■ **WORK TO BE COMPLETED**
Each of the entries should be retyped precisely as it appears.

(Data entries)
━━━━━━━━
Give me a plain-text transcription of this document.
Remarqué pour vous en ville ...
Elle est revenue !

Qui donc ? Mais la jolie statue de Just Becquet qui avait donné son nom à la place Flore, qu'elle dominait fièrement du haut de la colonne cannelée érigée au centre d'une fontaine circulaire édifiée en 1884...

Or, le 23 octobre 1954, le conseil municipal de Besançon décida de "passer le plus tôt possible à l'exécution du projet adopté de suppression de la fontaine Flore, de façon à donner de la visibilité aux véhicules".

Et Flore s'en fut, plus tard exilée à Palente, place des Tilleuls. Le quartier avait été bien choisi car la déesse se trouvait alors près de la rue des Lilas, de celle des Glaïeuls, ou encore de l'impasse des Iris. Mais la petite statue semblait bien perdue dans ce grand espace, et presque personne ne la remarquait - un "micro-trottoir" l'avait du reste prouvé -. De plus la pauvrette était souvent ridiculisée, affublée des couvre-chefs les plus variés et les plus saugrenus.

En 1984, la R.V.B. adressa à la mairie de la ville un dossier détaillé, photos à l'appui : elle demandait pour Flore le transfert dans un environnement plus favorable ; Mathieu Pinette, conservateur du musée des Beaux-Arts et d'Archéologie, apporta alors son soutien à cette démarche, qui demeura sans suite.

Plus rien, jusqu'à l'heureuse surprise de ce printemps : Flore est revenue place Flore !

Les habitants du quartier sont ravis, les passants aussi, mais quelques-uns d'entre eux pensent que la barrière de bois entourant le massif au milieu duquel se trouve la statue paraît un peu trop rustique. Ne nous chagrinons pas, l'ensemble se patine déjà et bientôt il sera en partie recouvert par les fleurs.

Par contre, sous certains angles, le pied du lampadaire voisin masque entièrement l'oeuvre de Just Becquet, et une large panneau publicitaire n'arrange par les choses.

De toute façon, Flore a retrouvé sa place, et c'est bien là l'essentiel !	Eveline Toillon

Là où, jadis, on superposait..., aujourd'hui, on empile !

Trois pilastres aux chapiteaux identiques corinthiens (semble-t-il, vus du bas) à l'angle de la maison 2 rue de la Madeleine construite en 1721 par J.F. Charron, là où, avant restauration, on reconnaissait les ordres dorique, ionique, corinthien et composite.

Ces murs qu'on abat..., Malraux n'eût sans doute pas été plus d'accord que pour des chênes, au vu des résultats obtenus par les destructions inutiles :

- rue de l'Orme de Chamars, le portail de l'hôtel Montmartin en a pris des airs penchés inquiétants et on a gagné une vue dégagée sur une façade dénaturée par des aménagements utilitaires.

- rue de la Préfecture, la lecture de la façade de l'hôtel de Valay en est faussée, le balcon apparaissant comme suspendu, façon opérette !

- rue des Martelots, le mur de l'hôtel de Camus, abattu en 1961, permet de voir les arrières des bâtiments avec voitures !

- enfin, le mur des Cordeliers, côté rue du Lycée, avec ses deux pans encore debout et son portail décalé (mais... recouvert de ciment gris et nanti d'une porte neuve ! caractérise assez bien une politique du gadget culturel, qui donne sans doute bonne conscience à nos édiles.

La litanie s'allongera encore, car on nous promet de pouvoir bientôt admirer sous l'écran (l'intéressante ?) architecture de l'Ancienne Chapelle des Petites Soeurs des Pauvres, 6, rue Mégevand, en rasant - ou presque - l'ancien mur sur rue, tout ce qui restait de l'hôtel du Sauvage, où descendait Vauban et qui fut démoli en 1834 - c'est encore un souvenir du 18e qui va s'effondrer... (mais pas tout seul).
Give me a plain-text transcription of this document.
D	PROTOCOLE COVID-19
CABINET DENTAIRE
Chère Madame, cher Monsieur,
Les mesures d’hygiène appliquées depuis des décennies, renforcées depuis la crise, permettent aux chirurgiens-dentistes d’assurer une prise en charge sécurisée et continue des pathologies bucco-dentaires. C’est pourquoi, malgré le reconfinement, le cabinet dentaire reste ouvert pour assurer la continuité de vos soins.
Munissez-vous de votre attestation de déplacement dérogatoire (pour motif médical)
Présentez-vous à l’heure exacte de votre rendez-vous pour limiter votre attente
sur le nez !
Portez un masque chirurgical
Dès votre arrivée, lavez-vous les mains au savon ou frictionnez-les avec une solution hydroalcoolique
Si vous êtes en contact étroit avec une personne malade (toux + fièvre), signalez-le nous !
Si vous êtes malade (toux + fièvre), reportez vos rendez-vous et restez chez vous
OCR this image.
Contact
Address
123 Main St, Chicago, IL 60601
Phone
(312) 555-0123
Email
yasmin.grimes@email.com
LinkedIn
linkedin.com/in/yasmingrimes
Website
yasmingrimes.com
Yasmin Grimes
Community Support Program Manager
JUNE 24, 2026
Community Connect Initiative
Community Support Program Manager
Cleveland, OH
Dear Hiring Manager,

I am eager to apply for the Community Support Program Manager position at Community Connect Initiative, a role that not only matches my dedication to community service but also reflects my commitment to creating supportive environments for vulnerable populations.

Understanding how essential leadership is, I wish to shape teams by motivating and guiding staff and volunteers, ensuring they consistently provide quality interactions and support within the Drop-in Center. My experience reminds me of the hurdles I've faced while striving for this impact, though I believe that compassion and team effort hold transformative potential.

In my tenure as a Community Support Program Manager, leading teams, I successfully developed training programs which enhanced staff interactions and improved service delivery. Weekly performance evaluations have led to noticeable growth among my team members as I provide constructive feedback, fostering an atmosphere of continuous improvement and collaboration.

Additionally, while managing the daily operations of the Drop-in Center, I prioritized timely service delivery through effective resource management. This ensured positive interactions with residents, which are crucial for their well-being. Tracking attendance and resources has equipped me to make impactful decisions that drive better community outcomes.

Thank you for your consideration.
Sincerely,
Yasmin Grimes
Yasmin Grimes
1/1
━━━━━━━━
■ **REPLY TO THE EXERCISE**
Give me a plain-text transcription of this document.
Remarqué pour vous en ville ...
Elle est revenue !

Qui donc ? Mais la jolie statue de Just Becquet qui avait donné son nom à la place Flore, qu'elle dominait fièrement du haut de la colonne cannelée érigée au centre d'une fontaine circulaire édifiée en 1884...

Or, le 23 octobre 1954, le conseil municipal de Besançon décida de "passer le plus tôt possible à l'exécution du projet adopté de suppression de la fontaine Flore, de façon à donner de la visibilité aux véhicules".

Et Flore s'en fut, plus tard exilée à Palente, place des Tilleuls. Le quartier avait été bien choisi car la déesse se trouvait alors près de la rue des Lilas, de celle des Glaïeuls, ou encore de l'impasse des Iris. Mais la petite statue semblait bien perdue dans ce grand espace, et presque personne ne la remarquait - un "micro-trottoir" l'avait du reste prouvé -. De plus la pauvrette était souvent ridiculisée, affublée des couvre-chefs les plus variés et les plus saugrenus.

En 1984, la R.V.B. adressa à la mairie de la ville un dossier détaillé, photos à l'appui : elle demandait pour Flore le transfert dans un environnement plus favorable ; Mathieu Pinette, conservateur du musée des Beaux-Arts et d'Archéologie, apporta alors son soutien à cette démarche, qui demeura sans suite.

Plus rien, jusqu'à l'heureuse surprise de ce printemps : Flore est revenue place Flore !

Les habitants du quartier sont ravis, les passants aussi, mais quelques-uns d'entre eux pensent que la barrière de bois entourant le massif au milieu duquel se trouve la statue paraît un peu trop rustique. Ne nous chagrinons pas, l'ensemble se patine déjà et bientôt il sera en partie recouvert par les fleurs.

Par contre, sous certains angles, le pied du lampadaire voisin masque entièrement l'oeuvre de Just Becquet, et une large panneau publicitaire n'arrange par les choses.

De toute façon, Flore a retrouvé sa place, et c'est bien là l'essentiel !	Eveline Toillon

Là où, jadis, on superposait..., aujourd'hui, on empile !

Trois pilastres aux chapiteaux identiques corinthiens (semble-t-il, vus du bas) à l'angle de la maison 2 rue de la Madeleine construite en 1721 par J.F. Charron, là où, avant restauration, on reconnaissait les ordres dorique, ionique, corinthien et composite.

Ces murs qu'on abat..., Malraux n'eût sans doute pas été plus d'accord que pour des chênes, au vu des résultats obtenus par les destructions inutiles :

- rue de l'Orme de Chamars, le portail de l'hôtel Montmartin en a pris des airs penchés inquiétants et on a gagné une vue dégagée sur une façade dénaturée par des aménagements utilitaires.

- rue de la Préfecture, la lecture de la façade de l'hôtel de Valay en est faussée, le balcon apparaissant comme suspendu, façon opérette !

- rue des Martelots, le mur de l'hôtel de Camus, abattu en 1961, permet de voir les arrières des bâtiments avec voitures !

- enfin, le mur des Cordeliers, côté rue du Lycée, avec ses deux pans encore debout et son portail décalé (mais... recouvert de ciment gris et nanti d'une porte neuve ! caractérise assez bien une politique du gadget culturel, qui donne sans doute bonne conscience à nos édiles.

La litanie s'allongera encore, car on nous promet de pouvoir bientôt admirer sous l'écran (l'intéressante ?) architecture de l'Ancienne Chapelle des Petites Soeurs des Pauvres, 6, rue Mégevand, en rasant - ou presque - l'ancien mur sur rue, tout ce qui restait de l'hôtel du Sauvage, où descendait Vauban et qui fut démoli en 1834 - c'est encore un souvenir du 18e qui va s'effondrer... (mais pas tout seul).
Give me a plain-text transcription of this document.
D	PROTOCOLE COVID-19
CABINET DENTAIRE
Chère Madame, cher Monsieur,
Les mesures d’hygiène appliquées depuis des décennies, renforcées depuis la crise, permettent aux chirurgiens-dentistes d’assurer une prise en charge sécurisée et continue des pathologies bucco-dentaires. C’est pourquoi, malgré le reconfinement, le cabinet dentaire reste ouvert pour assurer la continuité de vos soins.
Munissez-vous de votre attestation de déplacement dérogatoire (pour motif médical)
Présentez-vous à l’heure exacte de votre rendez-vous pour limiter votre attente
sur le nez !
Portez un masque chirurgical
Dès votre arrivée, lavez-vous les mains au savon ou frictionnez-les avec une solution hydroalcoolique
Si vous êtes en contact étroit avec une personne malade (toux + fièvre), signalez-le nous !
Si vous êtes malade (toux + fièvre), reportez vos rendez-vous et restez chez vous
OCR this image.
Contact
Address
123 Main St, Chicago, IL 60601
Phone
(312) 555-0123
Email
yasmin.grimes@email.com
LinkedIn
linkedin.com/in/yasmingrimes
Website
yasmingrimes.com
Yasmin Grimes
Community Support Program Manager
JUNE 24, 2026
Community Connect Initiative
Community Support Program Manager
Cleveland, OH
Dear Hiring Manager,

I am eager to apply for the Community Support Program Manager position at Community Connect Initiative, a role that not only matches my dedication to community service but also reflects my commitment to creating supportive environments for vulnerable populations.

Understanding how essential leadership is, I wish to shape teams by motivating and guiding staff and volunteers, ensuring they consistently provide quality interactions and support within the Drop-in Center. My experience reminds me of the hurdles I've faced while striving for this impact, though I believe that compassion and team effort hold transformative potential.

In my tenure as a Community Support Program Manager, leading teams, I successfully developed training programs which enhanced staff interactions and improved service delivery. Weekly performance evaluations have led to noticeable growth among my team members as I provide constructive feedback, fostering an atmosphere of continuous improvement and collaboration.

Additionally, while managing the daily operations of the Drop-in Center, I prioritized timely service delivery through effective resource management. This ensured positive interactions with residents, which are crucial for their well-being. Tracking attendance and resources has equipped me to make impactful decisions that drive better community outcomes.

Thank you for your consideration.
Sincerely,
Yasmin Grimes
Yasmin Grimes
1/1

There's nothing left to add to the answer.